§ Dataset items
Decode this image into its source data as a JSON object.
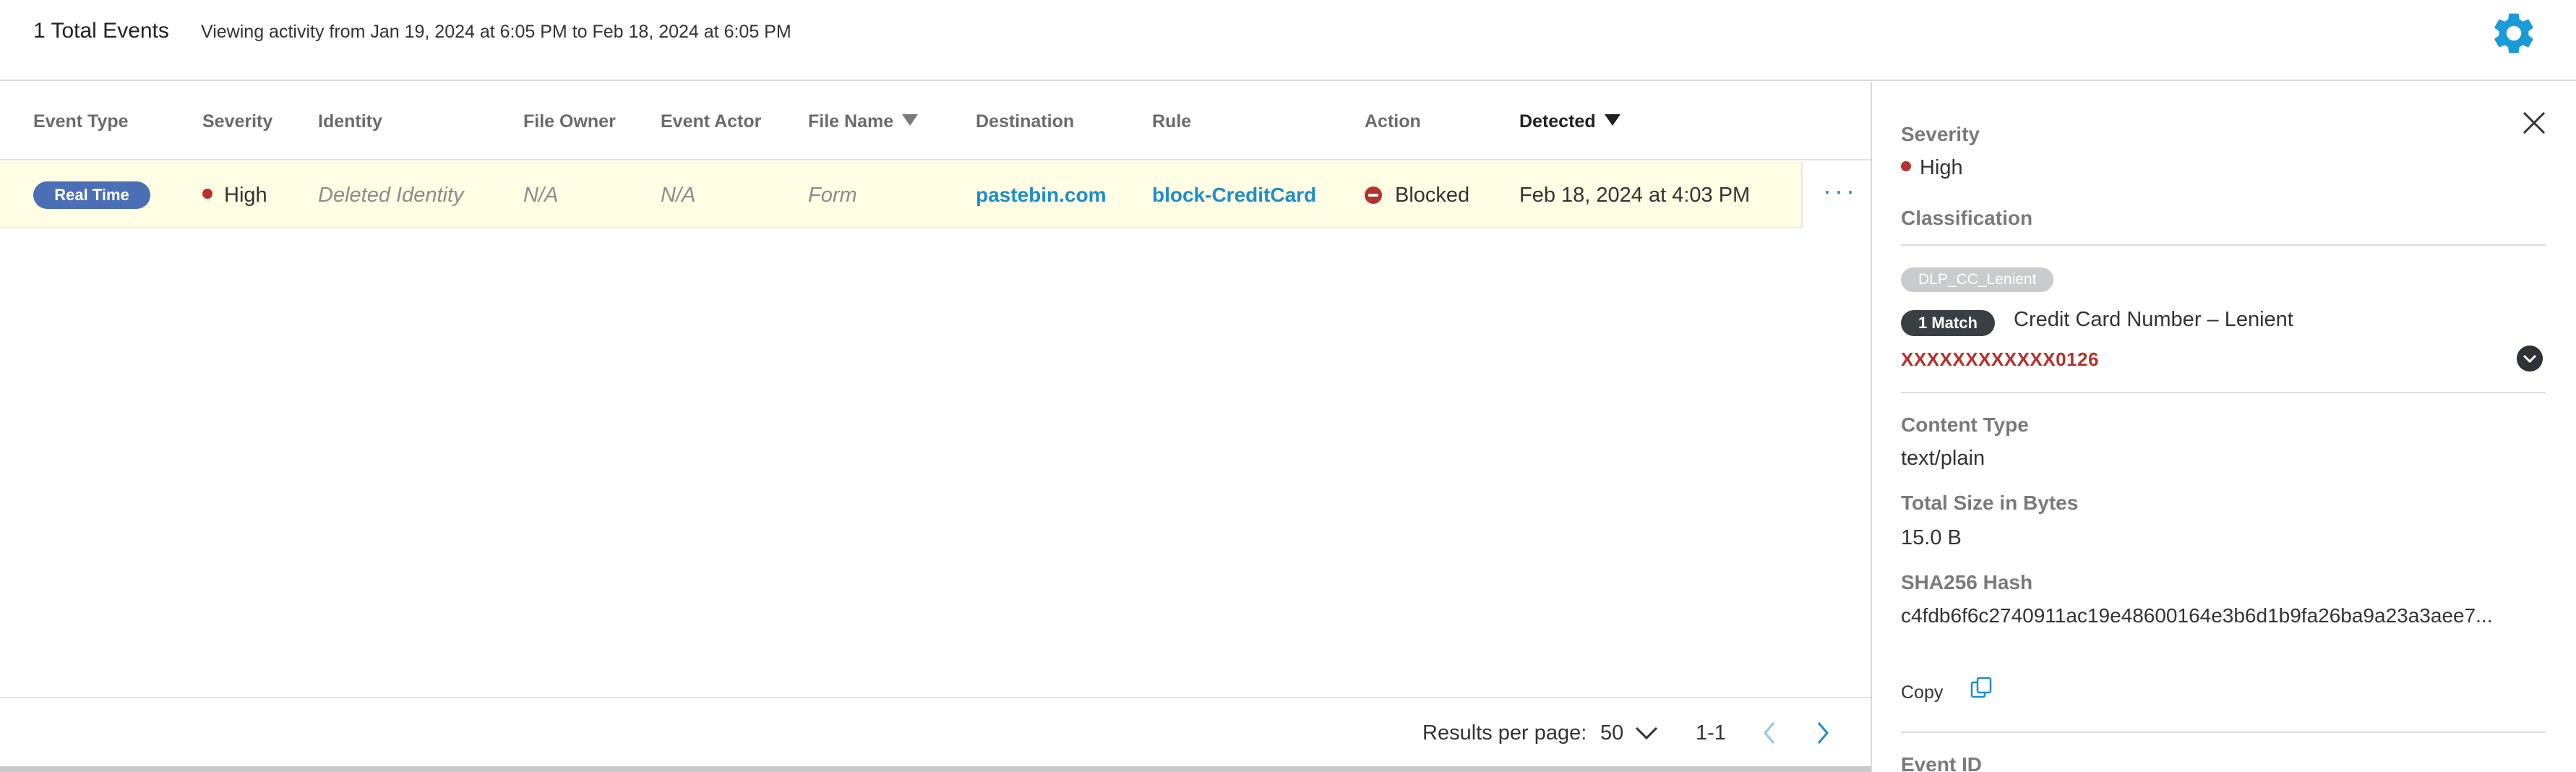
{
  "header": {
    "total_events": "1 Total Events",
    "viewing_range": "Viewing activity from Jan 19, 2024 at 6:05 PM to Feb 18, 2024 at 6:05 PM",
    "settings_icon": "gear-icon",
    "accent_color": "#1a9bd7"
  },
  "table": {
    "columns": [
      "Event Type",
      "Severity",
      "Identity",
      "File Owner",
      "Event Actor",
      "File Name",
      "Destination",
      "Rule",
      "Action",
      "Detected"
    ],
    "sorted_column": "Detected",
    "rows": [
      {
        "event_type": "Real Time",
        "severity": "High",
        "identity": "Deleted Identity",
        "file_owner": "N/A",
        "event_actor": "N/A",
        "file_name": "Form",
        "destination": "pastebin.com",
        "rule": "block-CreditCard",
        "action": "Blocked",
        "detected": "Feb 18, 2024 at 4:03 PM",
        "more": "···"
      }
    ]
  },
  "pagination": {
    "results_per_page_label": "Results per page:",
    "results_per_page": "50",
    "range": "1-1"
  },
  "details": {
    "severity_label": "Severity",
    "severity": "High",
    "classification_label": "Classification",
    "classification_tag": "DLP_CC_Lenient",
    "match_badge": "1 Match",
    "match_name": "Credit Card Number – Lenient",
    "masked_value": "XXXXXXXXXXXX0126",
    "content_type_label": "Content Type",
    "content_type": "text/plain",
    "size_label": "Total Size in Bytes",
    "size": "15.0 B",
    "hash_label": "SHA256 Hash",
    "hash": "c4fdb6f6c2740911ac19e48600164e3b6d1b9fa26ba9a23a3aee7...",
    "copy_label": "Copy",
    "event_id_label": "Event ID"
  },
  "colors": {
    "severity_high": "#b7312c",
    "link": "#1a8fc9",
    "row_highlight": "#fffde3",
    "badge_realtime": "#4a6fb5"
  }
}
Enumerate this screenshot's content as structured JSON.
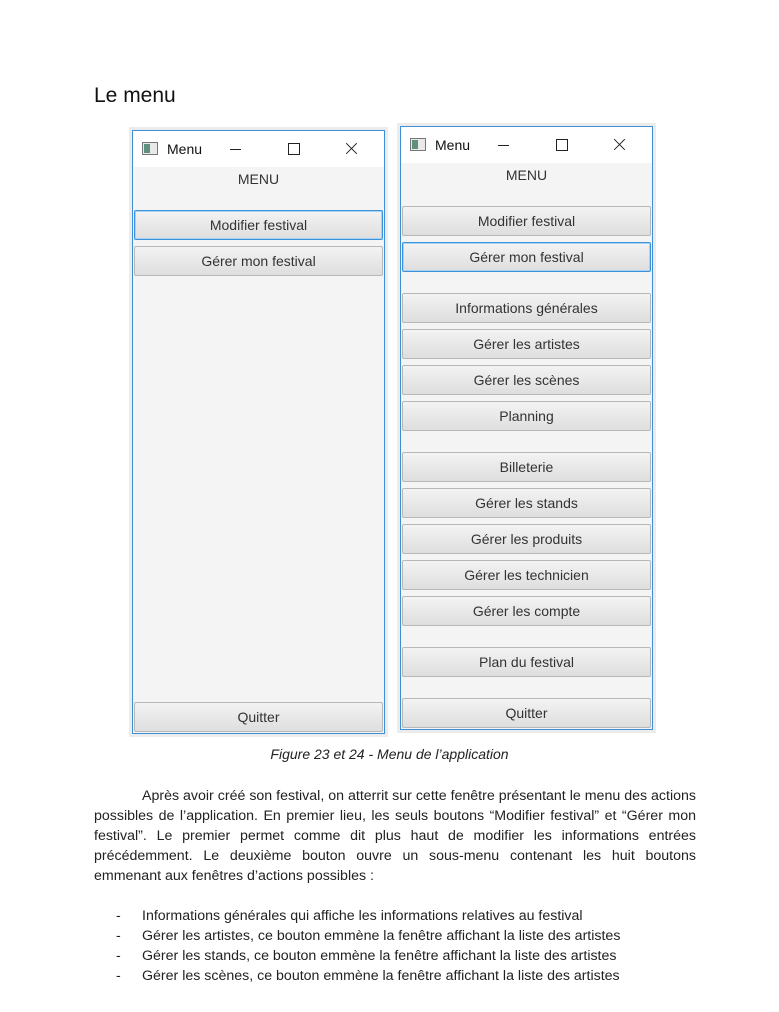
{
  "heading": "Le menu",
  "window_left": {
    "title": "Menu",
    "menu_label": "MENU",
    "buttons": [
      "Modifier festival",
      "Gérer mon festival"
    ],
    "quit_label": "Quitter"
  },
  "window_right": {
    "title": "Menu",
    "menu_label": "MENU",
    "buttons": [
      "Modifier festival",
      "Gérer mon festival"
    ],
    "group1": [
      "Informations générales",
      "Gérer les artistes",
      "Gérer les scènes",
      "Planning"
    ],
    "group2": [
      "Billeterie",
      "Gérer les stands",
      "Gérer les produits",
      "Gérer les technicien",
      "Gérer les compte"
    ],
    "group3": [
      "Plan du festival"
    ],
    "quit_label": "Quitter"
  },
  "caption": "Figure 23 et 24  - Menu de l’application",
  "paragraph": "Après avoir créé son festival, on atterrit sur cette fenêtre présentant le menu des actions possibles de l’application. En premier lieu, les seuls boutons “Modifier festival” et “Gérer mon festival”. Le premier permet comme dit plus haut de modifier les informations entrées précédemment. Le deuxième bouton ouvre un sous-menu contenant les huit boutons emmenant aux fenêtres d’actions possibles :",
  "bullet_marker": "-",
  "bullets": [
    "Informations générales qui affiche les informations relatives au festival",
    "Gérer les artistes, ce bouton emmène la fenêtre affichant la liste des artistes",
    "Gérer les stands, ce bouton emmène la fenêtre affichant la liste des artistes",
    "Gérer les scènes, ce bouton emmène la fenêtre affichant la liste des artistes"
  ]
}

§ THE PROBLEM
Report how many lines of the preceding records include "scènes". Output the number only.

§ RESULT OF THE TASK
2